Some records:

※ ※ ※

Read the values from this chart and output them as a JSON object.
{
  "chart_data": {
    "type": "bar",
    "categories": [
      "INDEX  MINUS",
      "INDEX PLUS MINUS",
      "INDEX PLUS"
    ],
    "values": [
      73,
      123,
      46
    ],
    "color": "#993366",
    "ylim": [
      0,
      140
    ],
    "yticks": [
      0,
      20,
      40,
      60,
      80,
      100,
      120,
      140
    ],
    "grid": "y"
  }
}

※ ※ ※

Exercise description: Copy out all of the lines above exactly.

Response to the task:
Read the values from this chart and output them as a JSON object.
{
  "chart_data": {
    "type": "bar",
    "categories": [
      "INDEX  MINUS",
      "INDEX PLUS MINUS",
      "INDEX PLUS"
    ],
    "values": [
      73,
      123,
      46
    ],
    "color": "#993366",
    "ylim": [
      0,
      140
    ],
    "yticks": [
      0,
      20,
      40,
      60,
      80,
      100,
      120,
      140
    ],
    "grid": "y"
  }
}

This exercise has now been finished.